## Short exercise
Every line in the listing is to be echoed verbatim.

Stored data entries:
::::

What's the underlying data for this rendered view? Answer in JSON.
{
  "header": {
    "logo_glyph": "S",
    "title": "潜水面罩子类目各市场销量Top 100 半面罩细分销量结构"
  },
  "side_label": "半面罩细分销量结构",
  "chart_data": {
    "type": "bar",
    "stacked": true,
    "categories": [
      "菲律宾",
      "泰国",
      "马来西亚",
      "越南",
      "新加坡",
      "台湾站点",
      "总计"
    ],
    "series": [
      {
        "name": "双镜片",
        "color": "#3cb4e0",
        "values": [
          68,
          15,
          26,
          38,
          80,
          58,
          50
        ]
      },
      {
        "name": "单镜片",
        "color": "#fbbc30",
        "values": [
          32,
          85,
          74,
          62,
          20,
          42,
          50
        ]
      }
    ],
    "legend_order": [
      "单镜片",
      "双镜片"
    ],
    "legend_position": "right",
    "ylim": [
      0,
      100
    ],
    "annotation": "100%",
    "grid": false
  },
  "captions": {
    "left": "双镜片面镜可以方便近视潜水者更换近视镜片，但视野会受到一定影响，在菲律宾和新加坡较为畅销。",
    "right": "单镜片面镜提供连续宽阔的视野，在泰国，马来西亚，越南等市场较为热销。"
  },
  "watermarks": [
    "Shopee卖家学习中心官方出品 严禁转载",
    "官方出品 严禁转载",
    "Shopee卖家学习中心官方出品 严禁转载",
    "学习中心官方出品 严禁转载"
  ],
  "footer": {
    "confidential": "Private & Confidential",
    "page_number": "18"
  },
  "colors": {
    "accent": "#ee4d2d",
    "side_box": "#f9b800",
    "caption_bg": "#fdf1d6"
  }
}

::::

## Written answer
What's the underlying data for this rendered view? Answer in JSON.
{
  "header": {
    "logo_glyph": "S",
    "title": "潜水面罩子类目各市场销量Top 100 半面罩细分销量结构"
  },
  "side_label": "半面罩细分销量结构",
  "chart_data": {
    "type": "bar",
    "stacked": true,
    "categories": [
      "菲律宾",
      "泰国",
      "马来西亚",
      "越南",
      "新加坡",
      "台湾站点",
      "总计"
    ],
    "series": [
      {
        "name": "双镜片",
        "color": "#3cb4e0",
        "values": [
          68,
          15,
          26,
          38,
          80,
          58,
          50
        ]
      },
      {
        "name": "单镜片",
        "color": "#fbbc30",
        "values": [
          32,
          85,
          74,
          62,
          20,
          42,
          50
        ]
      }
    ],
    "legend_order": [
      "单镜片",
      "双镜片"
    ],
    "legend_position": "right",
    "ylim": [
      0,
      100
    ],
    "annotation": "100%",
    "grid": false
  },
  "captions": {
    "left": "双镜片面镜可以方便近视潜水者更换近视镜片，但视野会受到一定影响，在菲律宾和新加坡较为畅销。",
    "right": "单镜片面镜提供连续宽阔的视野，在泰国，马来西亚，越南等市场较为热销。"
  },
  "watermarks": [
    "Shopee卖家学习中心官方出品 严禁转载",
    "官方出品 严禁转载",
    "Shopee卖家学习中心官方出品 严禁转载",
    "学习中心官方出品 严禁转载"
  ],
  "footer": {
    "confidential": "Private & Confidential",
    "page_number": "18"
  },
  "colors": {
    "accent": "#ee4d2d",
    "side_box": "#f9b800",
    "caption_bg": "#fdf1d6"
  }
}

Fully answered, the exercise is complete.